» Description of the task
Return every record below exactly as written, but leave out the pictures.
— begin Material shown —
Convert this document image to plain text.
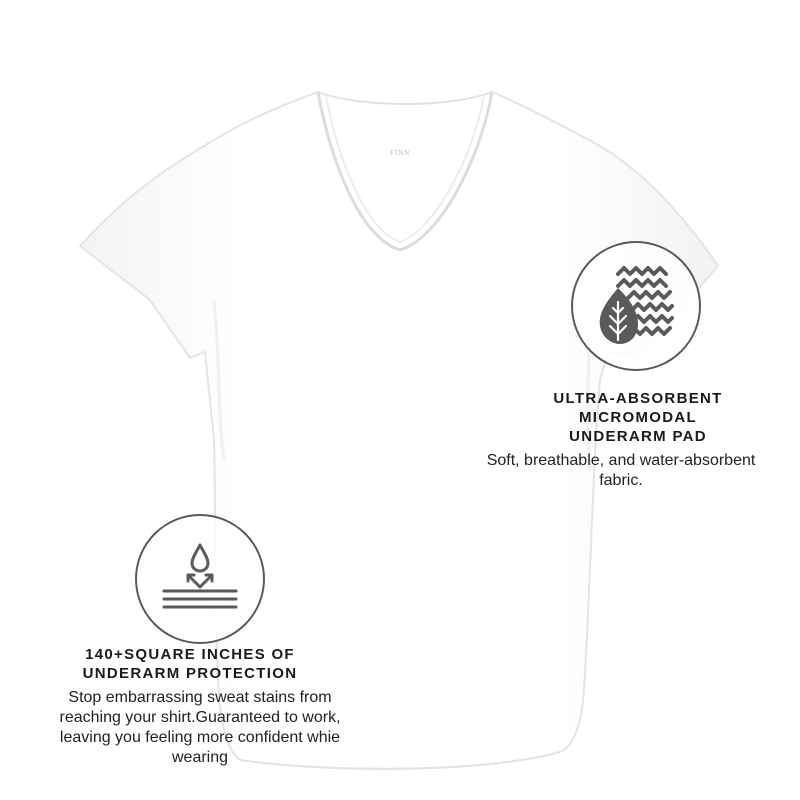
FINN
ULTRA-ABSORBENT
MICROMODAL
UNDERARM PAD
Soft, breathable, and water-absorbent
fabric.
140+SQUARE INCHES OF
UNDERARM PROTECTION
Stop embarrassing sweat stains from
reaching your shirt.Guaranteed to work,
leaving you feeling more confident whie
wearing
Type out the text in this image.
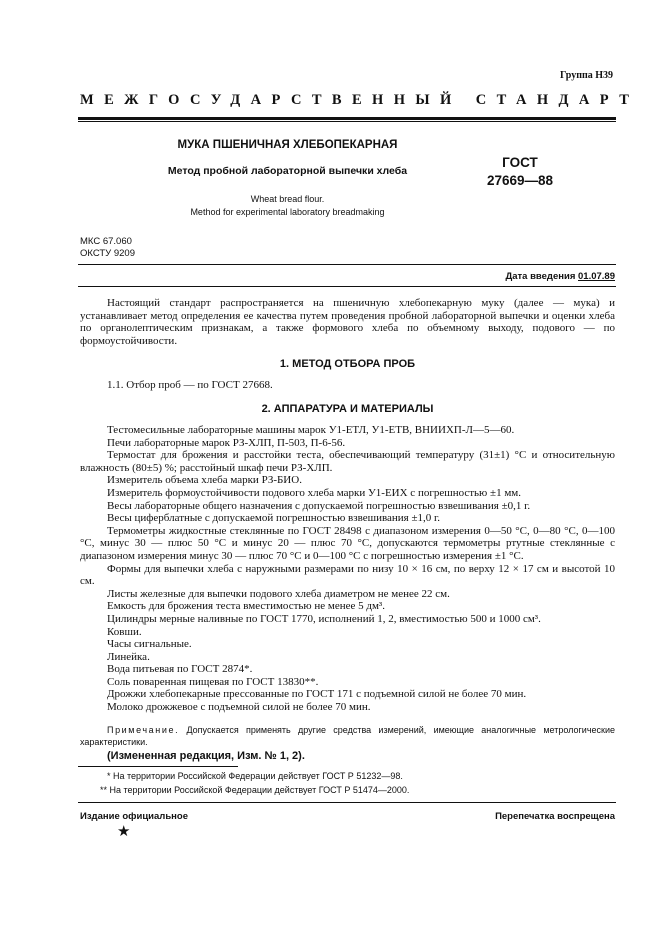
Группа Н39
МЕЖГОСУДАРСТВЕННЫЙ СТАНДАРТ
МУКА ПШЕНИЧНАЯ ХЛЕБОПЕКАРНАЯ
Метод пробной лабораторной выпечки хлеба
Wheat bread flour.
Method for experimental laboratory breadmaking
ГОСТ
27669—88
МКС 67.060
ОКСТУ 9209
Дата введения 01.07.89

Настоящий стандарт распространяется на пшеничную хлебопекарную муку (далее — мука) и устанавливает метод определения ее качества путем проведения пробной лабораторной выпечки и оценки хлеба по органолептическим признакам, а также формового хлеба по объемному выходу, подового — по формоустойчивости.

1. МЕТОД ОТБОРА ПРОБ

1.1. Отбор проб — по ГОСТ 27668.

2. АППАРАТУРА И МАТЕРИАЛЫ

Тестомесильные лабораторные машины марок У1-ЕТЛ, У1-ЕТВ, ВНИИХП-Л—5—60.

Печи лабораторные марок РЗ-ХЛП, П-503, П-6-56.

Термостат для брожения и расстойки теста, обеспечивающий температуру (31±1) °С и относительную влажность (80±5) %; расстойный шкаф печи РЗ-ХЛП.

Измеритель объема хлеба марки РЗ-БИО.

Измеритель формоустойчивости подового хлеба марки У1-ЕИХ с погрешностью ±1 мм.

Весы лабораторные общего назначения с допускаемой погрешностью взвешивания ±0,1 г.

Весы циферблатные с допускаемой погрешностью взвешивания ±1,0 г.

Термометры жидкостные стеклянные по ГОСТ 28498 с диапазоном измерения 0—50 °С, 0—80 °С, 0—100 °С, минус 30 — плюс 50 °С и минус 20 — плюс 70 °С, допускаются термометры ртутные стеклянные с диапазоном измерения минус 30 — плюс 70 °С и 0—100 °С с погрешностью измерения ±1 °С.

Формы для выпечки хлеба с наружными размерами по низу 10 × 16 см, по верху 12 × 17 см и высотой 10 см.

Листы железные для выпечки подового хлеба диаметром не менее 22 см.

Емкость для брожения теста вместимостью не менее 5 дм³.

Цилиндры мерные наливные по ГОСТ 1770, исполнений 1, 2, вместимостью 500 и 1000 см³.

Ковши.

Часы сигнальные.

Линейка.

Вода питьевая по ГОСТ 2874*.

Соль поваренная пищевая по ГОСТ 13830**.

Дрожжи хлебопекарные прессованные по ГОСТ 171 с подъемной силой не более 70 мин.

Молоко дрожжевое с подъемной силой не более 70 мин.

Примечание. Допускается применять другие средства измерений, имеющие аналогичные метрологические характеристики.
(Измененная редакция, Изм. № 1, 2).
* На территории Российской Федерации действует ГОСТ Р 51232—98.
** На территории Российской Федерации действует ГОСТ Р 51474—2000.
Издание официальное	Перепечатка воспрещена
★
— end Material shown —
» Completed task
Convert this document image to plain text.
FINN
ULTRA-ABSORBENT
MICROMODAL
UNDERARM PAD
Soft, breathable, and water-absorbent
fabric.
140+SQUARE INCHES OF
UNDERARM PROTECTION
Stop embarrassing sweat stains from
reaching your shirt.Guaranteed to work,
leaving you feeling more confident whie
wearing
Type out the text in this image.
Группа Н39
МЕЖГОСУДАРСТВЕННЫЙ СТАНДАРТ
МУКА ПШЕНИЧНАЯ ХЛЕБОПЕКАРНАЯ
Метод пробной лабораторной выпечки хлеба
Wheat bread flour.
Method for experimental laboratory breadmaking
ГОСТ
27669—88
МКС 67.060
ОКСТУ 9209
Дата введения 01.07.89

Настоящий стандарт распространяется на пшеничную хлебопекарную муку (далее — мука) и устанавливает метод определения ее качества путем проведения пробной лабораторной выпечки и оценки хлеба по органолептическим признакам, а также формового хлеба по объемному выходу, подового — по формоустойчивости.

1. МЕТОД ОТБОРА ПРОБ

1.1. Отбор проб — по ГОСТ 27668.

2. АППАРАТУРА И МАТЕРИАЛЫ

Тестомесильные лабораторные машины марок У1-ЕТЛ, У1-ЕТВ, ВНИИХП-Л—5—60.

Печи лабораторные марок РЗ-ХЛП, П-503, П-6-56.

Термостат для брожения и расстойки теста, обеспечивающий температуру (31±1) °С и относительную влажность (80±5) %; расстойный шкаф печи РЗ-ХЛП.

Измеритель объема хлеба марки РЗ-БИО.

Измеритель формоустойчивости подового хлеба марки У1-ЕИХ с погрешностью ±1 мм.

Весы лабораторные общего назначения с допускаемой погрешностью взвешивания ±0,1 г.

Весы циферблатные с допускаемой погрешностью взвешивания ±1,0 г.

Термометры жидкостные стеклянные по ГОСТ 28498 с диапазоном измерения 0—50 °С, 0—80 °С, 0—100 °С, минус 30 — плюс 50 °С и минус 20 — плюс 70 °С, допускаются термометры ртутные стеклянные с диапазоном измерения минус 30 — плюс 70 °С и 0—100 °С с погрешностью измерения ±1 °С.

Формы для выпечки хлеба с наружными размерами по низу 10 × 16 см, по верху 12 × 17 см и высотой 10 см.

Листы железные для выпечки подового хлеба диаметром не менее 22 см.

Емкость для брожения теста вместимостью не менее 5 дм³.

Цилиндры мерные наливные по ГОСТ 1770, исполнений 1, 2, вместимостью 500 и 1000 см³.

Ковши.

Часы сигнальные.

Линейка.

Вода питьевая по ГОСТ 2874*.

Соль поваренная пищевая по ГОСТ 13830**.

Дрожжи хлебопекарные прессованные по ГОСТ 171 с подъемной силой не более 70 мин.

Молоко дрожжевое с подъемной силой не более 70 мин.

Примечание. Допускается применять другие средства измерений, имеющие аналогичные метрологические характеристики.
(Измененная редакция, Изм. № 1, 2).
* На территории Российской Федерации действует ГОСТ Р 51232—98.
** На территории Российской Федерации действует ГОСТ Р 51474—2000.
Издание официальное	Перепечатка воспрещена
★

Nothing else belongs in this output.